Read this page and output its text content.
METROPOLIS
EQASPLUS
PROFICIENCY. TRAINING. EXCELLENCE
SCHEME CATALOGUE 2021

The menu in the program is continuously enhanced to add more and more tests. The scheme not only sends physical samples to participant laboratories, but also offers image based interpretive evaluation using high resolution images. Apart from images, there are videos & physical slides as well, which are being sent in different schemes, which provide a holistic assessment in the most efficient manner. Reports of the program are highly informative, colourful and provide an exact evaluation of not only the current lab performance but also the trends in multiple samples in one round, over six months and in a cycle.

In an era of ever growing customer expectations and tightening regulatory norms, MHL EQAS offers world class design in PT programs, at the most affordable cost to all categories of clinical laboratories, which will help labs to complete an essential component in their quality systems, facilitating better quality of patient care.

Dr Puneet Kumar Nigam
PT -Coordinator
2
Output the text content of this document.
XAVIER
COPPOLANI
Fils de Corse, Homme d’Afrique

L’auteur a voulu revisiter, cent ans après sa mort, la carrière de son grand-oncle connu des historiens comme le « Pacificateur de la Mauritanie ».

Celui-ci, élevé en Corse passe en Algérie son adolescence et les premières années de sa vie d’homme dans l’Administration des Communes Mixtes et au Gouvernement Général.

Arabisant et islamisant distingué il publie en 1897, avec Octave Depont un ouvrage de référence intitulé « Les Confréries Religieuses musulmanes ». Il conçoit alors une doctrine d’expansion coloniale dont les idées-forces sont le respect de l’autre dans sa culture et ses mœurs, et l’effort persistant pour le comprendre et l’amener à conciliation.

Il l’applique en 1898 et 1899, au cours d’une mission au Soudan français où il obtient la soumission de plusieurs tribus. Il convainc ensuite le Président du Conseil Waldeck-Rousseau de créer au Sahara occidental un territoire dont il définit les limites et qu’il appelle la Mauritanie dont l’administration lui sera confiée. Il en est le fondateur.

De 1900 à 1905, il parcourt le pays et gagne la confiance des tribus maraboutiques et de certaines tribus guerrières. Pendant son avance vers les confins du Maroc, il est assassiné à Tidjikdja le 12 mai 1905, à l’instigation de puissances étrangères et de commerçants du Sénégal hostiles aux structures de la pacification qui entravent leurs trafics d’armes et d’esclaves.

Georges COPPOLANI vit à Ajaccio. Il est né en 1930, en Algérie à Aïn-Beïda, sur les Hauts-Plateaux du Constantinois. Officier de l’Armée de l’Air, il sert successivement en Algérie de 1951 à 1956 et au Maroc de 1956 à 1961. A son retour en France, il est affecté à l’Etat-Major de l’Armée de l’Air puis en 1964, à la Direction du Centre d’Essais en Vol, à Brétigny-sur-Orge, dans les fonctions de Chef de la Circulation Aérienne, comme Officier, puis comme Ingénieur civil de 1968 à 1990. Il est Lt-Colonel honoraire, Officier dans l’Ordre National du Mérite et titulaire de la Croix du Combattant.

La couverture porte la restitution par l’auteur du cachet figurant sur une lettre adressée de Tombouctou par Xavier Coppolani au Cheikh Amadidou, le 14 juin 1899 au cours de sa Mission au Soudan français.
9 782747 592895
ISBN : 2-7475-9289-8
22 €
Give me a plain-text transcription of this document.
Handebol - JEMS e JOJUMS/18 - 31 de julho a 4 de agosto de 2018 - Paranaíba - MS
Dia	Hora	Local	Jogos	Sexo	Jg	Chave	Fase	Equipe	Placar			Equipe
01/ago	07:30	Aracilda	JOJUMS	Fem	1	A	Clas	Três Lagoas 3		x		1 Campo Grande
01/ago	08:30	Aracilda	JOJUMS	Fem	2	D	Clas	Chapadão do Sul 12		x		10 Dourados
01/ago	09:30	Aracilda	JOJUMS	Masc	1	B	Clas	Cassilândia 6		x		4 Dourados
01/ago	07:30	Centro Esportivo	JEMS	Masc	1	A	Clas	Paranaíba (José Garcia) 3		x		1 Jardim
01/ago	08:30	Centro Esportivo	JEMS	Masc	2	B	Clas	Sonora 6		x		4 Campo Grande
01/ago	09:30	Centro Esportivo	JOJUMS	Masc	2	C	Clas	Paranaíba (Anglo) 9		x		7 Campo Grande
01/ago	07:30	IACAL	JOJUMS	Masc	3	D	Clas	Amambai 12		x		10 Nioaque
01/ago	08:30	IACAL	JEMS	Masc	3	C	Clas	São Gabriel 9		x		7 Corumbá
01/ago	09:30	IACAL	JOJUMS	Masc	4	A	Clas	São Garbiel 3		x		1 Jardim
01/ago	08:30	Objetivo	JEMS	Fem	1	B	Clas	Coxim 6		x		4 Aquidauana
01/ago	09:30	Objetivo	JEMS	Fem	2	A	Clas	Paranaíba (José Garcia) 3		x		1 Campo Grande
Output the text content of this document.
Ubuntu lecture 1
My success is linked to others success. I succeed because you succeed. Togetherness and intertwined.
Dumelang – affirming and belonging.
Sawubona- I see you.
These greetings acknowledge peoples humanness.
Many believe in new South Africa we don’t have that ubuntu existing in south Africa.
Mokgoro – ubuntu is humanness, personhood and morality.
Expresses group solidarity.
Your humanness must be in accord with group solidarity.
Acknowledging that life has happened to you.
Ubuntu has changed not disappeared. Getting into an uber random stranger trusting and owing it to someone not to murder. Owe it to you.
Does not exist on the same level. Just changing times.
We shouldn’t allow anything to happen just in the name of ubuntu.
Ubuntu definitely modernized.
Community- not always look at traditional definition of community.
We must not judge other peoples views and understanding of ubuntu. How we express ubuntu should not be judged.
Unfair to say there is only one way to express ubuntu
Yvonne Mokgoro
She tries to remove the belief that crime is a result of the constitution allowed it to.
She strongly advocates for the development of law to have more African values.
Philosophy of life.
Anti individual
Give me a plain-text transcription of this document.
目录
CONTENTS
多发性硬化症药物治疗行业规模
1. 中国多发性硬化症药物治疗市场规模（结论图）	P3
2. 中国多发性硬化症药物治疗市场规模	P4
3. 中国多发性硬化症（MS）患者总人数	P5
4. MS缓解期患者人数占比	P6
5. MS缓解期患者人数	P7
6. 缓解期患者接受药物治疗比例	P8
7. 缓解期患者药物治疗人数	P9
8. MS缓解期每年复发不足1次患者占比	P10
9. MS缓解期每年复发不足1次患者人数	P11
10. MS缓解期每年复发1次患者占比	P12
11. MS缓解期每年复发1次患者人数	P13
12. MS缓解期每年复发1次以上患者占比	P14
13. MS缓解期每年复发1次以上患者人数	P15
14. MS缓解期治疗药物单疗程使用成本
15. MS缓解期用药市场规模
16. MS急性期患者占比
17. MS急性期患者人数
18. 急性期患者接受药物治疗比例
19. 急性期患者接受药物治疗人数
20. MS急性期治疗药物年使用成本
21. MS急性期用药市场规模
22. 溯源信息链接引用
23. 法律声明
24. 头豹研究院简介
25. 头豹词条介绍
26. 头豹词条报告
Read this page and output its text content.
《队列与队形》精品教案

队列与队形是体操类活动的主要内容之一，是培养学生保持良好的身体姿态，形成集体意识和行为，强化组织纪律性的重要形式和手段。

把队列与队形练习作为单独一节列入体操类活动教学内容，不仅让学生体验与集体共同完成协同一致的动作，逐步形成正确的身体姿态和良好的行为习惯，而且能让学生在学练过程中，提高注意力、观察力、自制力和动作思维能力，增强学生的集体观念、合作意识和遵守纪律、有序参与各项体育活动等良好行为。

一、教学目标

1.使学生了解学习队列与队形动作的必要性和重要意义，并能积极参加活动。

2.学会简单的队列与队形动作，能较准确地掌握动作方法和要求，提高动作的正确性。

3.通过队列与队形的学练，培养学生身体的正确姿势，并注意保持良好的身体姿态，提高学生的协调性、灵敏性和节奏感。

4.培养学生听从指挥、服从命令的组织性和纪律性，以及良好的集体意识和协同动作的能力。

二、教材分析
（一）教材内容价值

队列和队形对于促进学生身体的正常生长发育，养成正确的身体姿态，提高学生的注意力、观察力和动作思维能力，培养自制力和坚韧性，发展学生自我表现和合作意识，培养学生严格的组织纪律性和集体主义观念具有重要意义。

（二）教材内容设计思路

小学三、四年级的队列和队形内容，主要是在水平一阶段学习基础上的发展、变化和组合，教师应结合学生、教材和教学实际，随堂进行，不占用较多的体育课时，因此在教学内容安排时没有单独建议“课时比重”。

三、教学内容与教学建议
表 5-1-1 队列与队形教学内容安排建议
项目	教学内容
____________
* What you will do *
Extract each line holding the word "Objetivo" from the records.

* Answer in full *
01/ago	08:30	Objetivo	JEMS	Fem	1	B	Clas	Coxim 6		x		4 Aquidauana
01/ago	09:30	Objetivo	JEMS	Fem	2	A	Clas	Paranaíba (José Garcia) 3		x		1 Campo Grande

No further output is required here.